- [Your instructions] Each entry below is to be given again word for word, with no pictures.

----------------

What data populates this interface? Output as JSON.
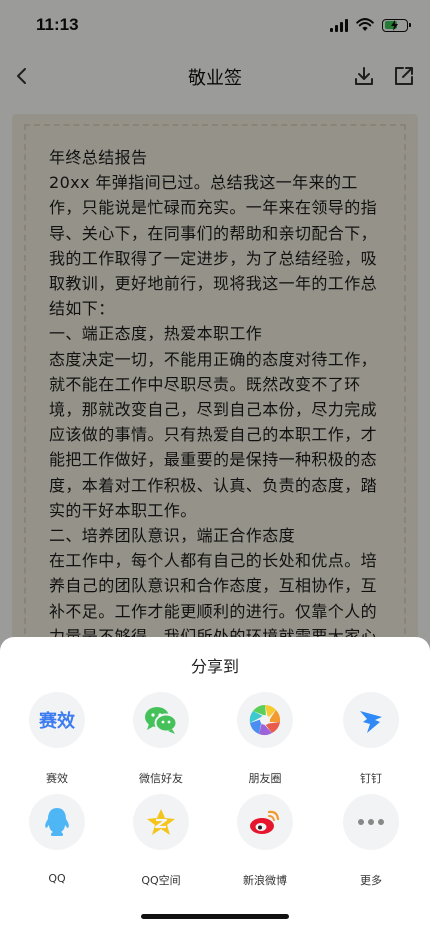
{
  "status_bar": {
    "time": "11:13",
    "icons": [
      "signal-icon",
      "wifi-icon",
      "battery-charging-icon"
    ],
    "battery_level": 0.6
  },
  "nav": {
    "title": "敬业签",
    "back_icon": "chevron-left-icon",
    "download_icon": "download-icon",
    "share_icon": "share-out-icon"
  },
  "document": {
    "lines": [
      "年终总结报告",
      "20xx 年弹指间已过。总结我这一年来的工作，只能说是忙碌而充实。一年来在领导的指导、关心下，在同事们的帮助和亲切配合下，我的工作取得了一定进步，为了总结经验，吸取教训，更好地前行，现将我这一年的工作总结如下：",
      "一、端正态度，热爱本职工作",
      "态度决定一切，不能用正确的态度对待工作，就不能在工作中尽职尽责。既然改变不了环境，那就改变自己，尽到自己本份，尽力完成应该做的事情。只有热爱自己的本职工作，才能把工作做好，最重要的是保持一种积极的态度，本着对工作积极、认真、负责的态度，踏实的干好本职工作。",
      "二、培养团队意识，端正合作态度",
      "在工作中，每个人都有自己的长处和优点。培养自己的团队意识和合作态度，互相协作，互补不足。工作才能更顺利的进行。仅靠个人的力量是不够得，我们所处的环境就需要大家心"
    ]
  },
  "share_sheet": {
    "title": "分享到",
    "items": [
      {
        "label": "赛效",
        "icon": "saixiao-logo-icon",
        "logo_text": "赛效",
        "color": "#3d7cf0"
      },
      {
        "label": "微信好友",
        "icon": "wechat-icon",
        "color": "#45c159"
      },
      {
        "label": "朋友圈",
        "icon": "moments-icon",
        "color": "#45c159"
      },
      {
        "label": "钉钉",
        "icon": "dingtalk-icon",
        "color": "#2f89f6"
      },
      {
        "label": "QQ",
        "icon": "qq-icon",
        "color": "#4fb6f5"
      },
      {
        "label": "QQ空间",
        "icon": "qzone-icon",
        "color": "#f5c418"
      },
      {
        "label": "新浪微博",
        "icon": "weibo-icon",
        "color": "#e6162d"
      },
      {
        "label": "更多",
        "icon": "more-icon",
        "color": "#888888"
      }
    ]
  }
}
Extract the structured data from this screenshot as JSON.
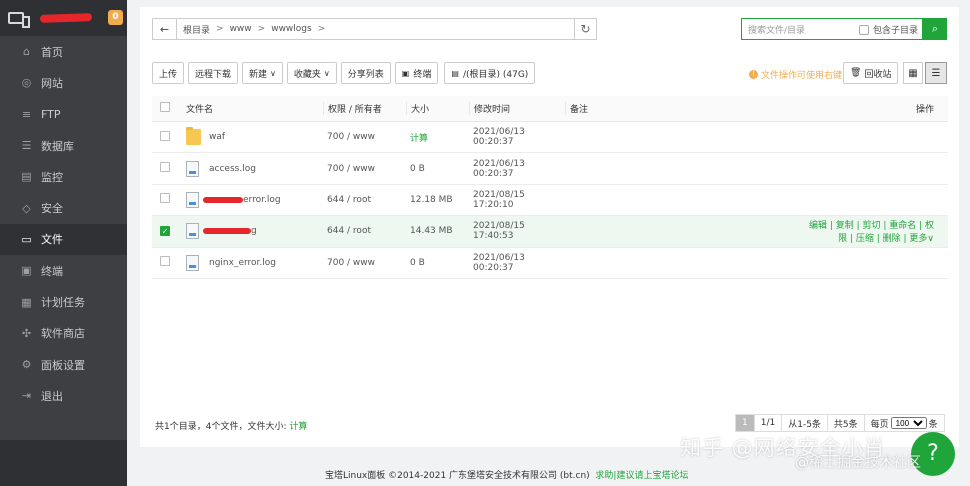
{
  "sidebar": {
    "badge": "0",
    "items": [
      {
        "label": "首页",
        "icon": "home-icon",
        "glyph": "⌂"
      },
      {
        "label": "网站",
        "icon": "globe-icon",
        "glyph": "◎"
      },
      {
        "label": "FTP",
        "icon": "ftp-icon",
        "glyph": "≡"
      },
      {
        "label": "数据库",
        "icon": "database-icon",
        "glyph": "☰"
      },
      {
        "label": "监控",
        "icon": "monitor-icon",
        "glyph": "▤"
      },
      {
        "label": "安全",
        "icon": "shield-icon",
        "glyph": "◇"
      },
      {
        "label": "文件",
        "icon": "folder-icon",
        "glyph": "▭"
      },
      {
        "label": "终端",
        "icon": "terminal-icon",
        "glyph": "▣"
      },
      {
        "label": "计划任务",
        "icon": "calendar-icon",
        "glyph": "▦"
      },
      {
        "label": "软件商店",
        "icon": "store-icon",
        "glyph": "✣"
      },
      {
        "label": "面板设置",
        "icon": "gear-icon",
        "glyph": "⚙"
      },
      {
        "label": "退出",
        "icon": "logout-icon",
        "glyph": "⇥"
      }
    ],
    "active_index": 6
  },
  "path": {
    "crumbs": [
      "根目录",
      "www",
      "wwwlogs"
    ]
  },
  "search": {
    "placeholder": "搜索文件/目录",
    "include_sub_label": "包含子目录"
  },
  "toolbar": {
    "upload": "上传",
    "remote_download": "远程下载",
    "new": "新建",
    "favorites": "收藏夹",
    "share_list": "分享列表",
    "terminal": "终端",
    "disk": "/(根目录) (47G)",
    "hint": "文件操作可使用右键",
    "recycle": "回收站"
  },
  "table": {
    "headers": {
      "name": "文件名",
      "perm": "权限 / 所有者",
      "size": "大小",
      "time": "修改时间",
      "note": "备注",
      "op": "操作"
    },
    "rows": [
      {
        "name": "waf",
        "type": "folder",
        "perm": "700 / www",
        "size": "计算",
        "time": "2021/06/13 00:20:37",
        "checked": false
      },
      {
        "name": "access.log",
        "type": "file",
        "perm": "700 / www",
        "size": "0 B",
        "time": "2021/06/13 00:20:37",
        "checked": false
      },
      {
        "name": "error.log",
        "type": "file",
        "perm": "644 / root",
        "size": "12.18 MB",
        "time": "2021/08/15 17:20:10",
        "checked": false
      },
      {
        "name": "g",
        "type": "file",
        "perm": "644 / root",
        "size": "14.43 MB",
        "time": "2021/08/15 17:40:53",
        "checked": true
      },
      {
        "name": "nginx_error.log",
        "type": "file",
        "perm": "700 / www",
        "size": "0 B",
        "time": "2021/06/13 00:20:37",
        "checked": false
      }
    ],
    "row_ops": "编辑 | 复制 | 剪切 | 重命名 | 权限 | 压缩 | 删除 | 更多"
  },
  "footer": {
    "summary": "共1个目录，4个文件，文件大小:",
    "summary_link": "计算",
    "pager": {
      "current": "1",
      "pages": "1/1",
      "range": "从1-5条",
      "total": "共5条",
      "per_page_label": "每页",
      "per_page": "100",
      "unit": "条"
    }
  },
  "copyright": {
    "text": "宝塔Linux面板 ©2014-2021 广东堡塔安全技术有限公司 (bt.cn)",
    "link": "求助|建议请上宝塔论坛"
  },
  "watermark": {
    "line1": "知乎 @网络安全小肖",
    "line2": "@稀土掘金技术社区"
  },
  "colors": {
    "accent": "#20a53a",
    "sidebar_bg": "#3d3f42",
    "warning": "#f0ad4e",
    "redaction": "#e5262b"
  }
}
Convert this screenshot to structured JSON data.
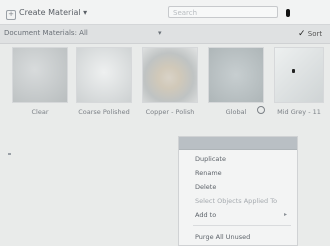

----------------

- [Correct result]
What data populates this interface? Output as JSON.
{
  "status_bar": {
    "time": "11:13",
    "icons": [
      "signal-icon",
      "wifi-icon",
      "battery-charging-icon"
    ],
    "battery_level": 0.6
  },
  "nav": {
    "title": "敬业签",
    "back_icon": "chevron-left-icon",
    "download_icon": "download-icon",
    "share_icon": "share-out-icon"
  },
  "document": {
    "lines": [
      "年终总结报告",
      "20xx 年弹指间已过。总结我这一年来的工作，只能说是忙碌而充实。一年来在领导的指导、关心下，在同事们的帮助和亲切配合下，我的工作取得了一定进步，为了总结经验，吸取教训，更好地前行，现将我这一年的工作总结如下：",
      "一、端正态度，热爱本职工作",
      "态度决定一切，不能用正确的态度对待工作，就不能在工作中尽职尽责。既然改变不了环境，那就改变自己，尽到自己本份，尽力完成应该做的事情。只有热爱自己的本职工作，才能把工作做好，最重要的是保持一种积极的态度，本着对工作积极、认真、负责的态度，踏实的干好本职工作。",
      "二、培养团队意识，端正合作态度",
      "在工作中，每个人都有自己的长处和优点。培养自己的团队意识和合作态度，互相协作，互补不足。工作才能更顺利的进行。仅靠个人的力量是不够得，我们所处的环境就需要大家心"
    ]
  },
  "share_sheet": {
    "title": "分享到",
    "items": [
      {
        "label": "赛效",
        "icon": "saixiao-logo-icon",
        "logo_text": "赛效",
        "color": "#3d7cf0"
      },
      {
        "label": "微信好友",
        "icon": "wechat-icon",
        "color": "#45c159"
      },
      {
        "label": "朋友圈",
        "icon": "moments-icon",
        "color": "#45c159"
      },
      {
        "label": "钉钉",
        "icon": "dingtalk-icon",
        "color": "#2f89f6"
      },
      {
        "label": "QQ",
        "icon": "qq-icon",
        "color": "#4fb6f5"
      },
      {
        "label": "QQ空间",
        "icon": "qzone-icon",
        "color": "#f5c418"
      },
      {
        "label": "新浪微博",
        "icon": "weibo-icon",
        "color": "#e6162d"
      },
      {
        "label": "更多",
        "icon": "more-icon",
        "color": "#888888"
      }
    ]
  }
}
Extract the structured data from this screenshot as JSON.
{
  "sidebar": {
    "badge": "0",
    "items": [
      {
        "label": "首页",
        "icon": "home-icon",
        "glyph": "⌂"
      },
      {
        "label": "网站",
        "icon": "globe-icon",
        "glyph": "◎"
      },
      {
        "label": "FTP",
        "icon": "ftp-icon",
        "glyph": "≡"
      },
      {
        "label": "数据库",
        "icon": "database-icon",
        "glyph": "☰"
      },
      {
        "label": "监控",
        "icon": "monitor-icon",
        "glyph": "▤"
      },
      {
        "label": "安全",
        "icon": "shield-icon",
        "glyph": "◇"
      },
      {
        "label": "文件",
        "icon": "folder-icon",
        "glyph": "▭"
      },
      {
        "label": "终端",
        "icon": "terminal-icon",
        "glyph": "▣"
      },
      {
        "label": "计划任务",
        "icon": "calendar-icon",
        "glyph": "▦"
      },
      {
        "label": "软件商店",
        "icon": "store-icon",
        "glyph": "✣"
      },
      {
        "label": "面板设置",
        "icon": "gear-icon",
        "glyph": "⚙"
      },
      {
        "label": "退出",
        "icon": "logout-icon",
        "glyph": "⇥"
      }
    ],
    "active_index": 6
  },
  "path": {
    "crumbs": [
      "根目录",
      "www",
      "wwwlogs"
    ]
  },
  "search": {
    "placeholder": "搜索文件/目录",
    "include_sub_label": "包含子目录"
  },
  "toolbar": {
    "upload": "上传",
    "remote_download": "远程下载",
    "new": "新建",
    "favorites": "收藏夹",
    "share_list": "分享列表",
    "terminal": "终端",
    "disk": "/(根目录) (47G)",
    "hint": "文件操作可使用右键",
    "recycle": "回收站"
  },
  "table": {
    "headers": {
      "name": "文件名",
      "perm": "权限 / 所有者",
      "size": "大小",
      "time": "修改时间",
      "note": "备注",
      "op": "操作"
    },
    "rows": [
      {
        "name": "waf",
        "type": "folder",
        "perm": "700 / www",
        "size": "计算",
        "time": "2021/06/13 00:20:37",
        "checked": false
      },
      {
        "name": "access.log",
        "type": "file",
        "perm": "700 / www",
        "size": "0 B",
        "time": "2021/06/13 00:20:37",
        "checked": false
      },
      {
        "name": "error.log",
        "type": "file",
        "perm": "644 / root",
        "size": "12.18 MB",
        "time": "2021/08/15 17:20:10",
        "checked": false
      },
      {
        "name": "g",
        "type": "file",
        "perm": "644 / root",
        "size": "14.43 MB",
        "time": "2021/08/15 17:40:53",
        "checked": true
      },
      {
        "name": "nginx_error.log",
        "type": "file",
        "perm": "700 / www",
        "size": "0 B",
        "time": "2021/06/13 00:20:37",
        "checked": false
      }
    ],
    "row_ops": "编辑 | 复制 | 剪切 | 重命名 | 权限 | 压缩 | 删除 | 更多"
  },
  "footer": {
    "summary": "共1个目录，4个文件，文件大小:",
    "summary_link": "计算",
    "pager": {
      "current": "1",
      "pages": "1/1",
      "range": "从1-5条",
      "total": "共5条",
      "per_page_label": "每页",
      "per_page": "100",
      "unit": "条"
    }
  },
  "copyright": {
    "text": "宝塔Linux面板 ©2014-2021 广东堡塔安全技术有限公司 (bt.cn)",
    "link": "求助|建议请上宝塔论坛"
  },
  "watermark": {
    "line1": "知乎 @网络安全小肖",
    "line2": "@稀土掘金技术社区"
  },
  "colors": {
    "accent": "#20a53a",
    "sidebar_bg": "#3d3f42",
    "warning": "#f0ad4e",
    "redaction": "#e5262b"
  }
}
Convert this screenshot to structured JSON data.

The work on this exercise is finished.